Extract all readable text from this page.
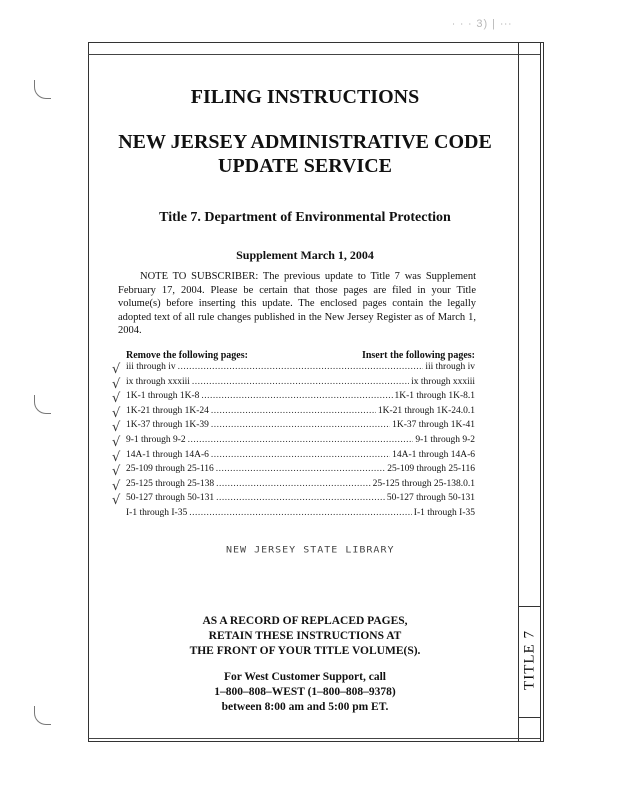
∙ ∙ ∙ 3) | ∙∙∙
TITLE 7
FILING INSTRUCTIONS
NEW JERSEY ADMINISTRATIVE CODE
UPDATE SERVICE
Title 7. Department of Environmental Protection
Supplement March 1, 2004
NOTE TO SUBSCRIBER: The previous update to Title 7 was Supplement February 17, 2004. Please be certain that those pages are filed in your Title volume(s) before inserting this update. The enclosed pages contain the legally adopted text of all rule changes published in the New Jersey Register as of March 1, 2004.
Remove the following pages:	Insert the following pages:
√ iii through iv .....	iii through iv
√ ix through xxxiii .....	ix through xxxiii
√ 1K-1 through 1K-8 .....	1K-1 through 1K-8.1
√ 1K-21 through 1K-24 .....	1K-21 through 1K-24.0.1
√ 1K-37 through 1K-39 .....	1K-37 through 1K-41
√ 9-1 through 9-2 .....	9-1 through 9-2
√ 14A-1 through 14A-6 .....	14A-1 through 14A-6
√ 25-109 through 25-116 .....	25-109 through 25-116
√ 25-125 through 25-138 .....	25-125 through 25-138.0.1
√ 50-127 through 50-131 .....	50-127 through 50-131
I-1 through I-35 .....	I-1 through I-35
NEW JERSEY STATE LIBRARY
AS A RECORD OF REPLACED PAGES,
RETAIN THESE INSTRUCTIONS AT
THE FRONT OF YOUR TITLE VOLUME(S).
For West Customer Support, call
1–800–808–WEST (1–800–808–9378)
between 8:00 am and 5:00 pm ET.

• **Brief**
Pull out each line holding the string "INSTRUCTIONS".

• **Solution below**
FILING INSTRUCTIONS
RETAIN THESE INSTRUCTIONS AT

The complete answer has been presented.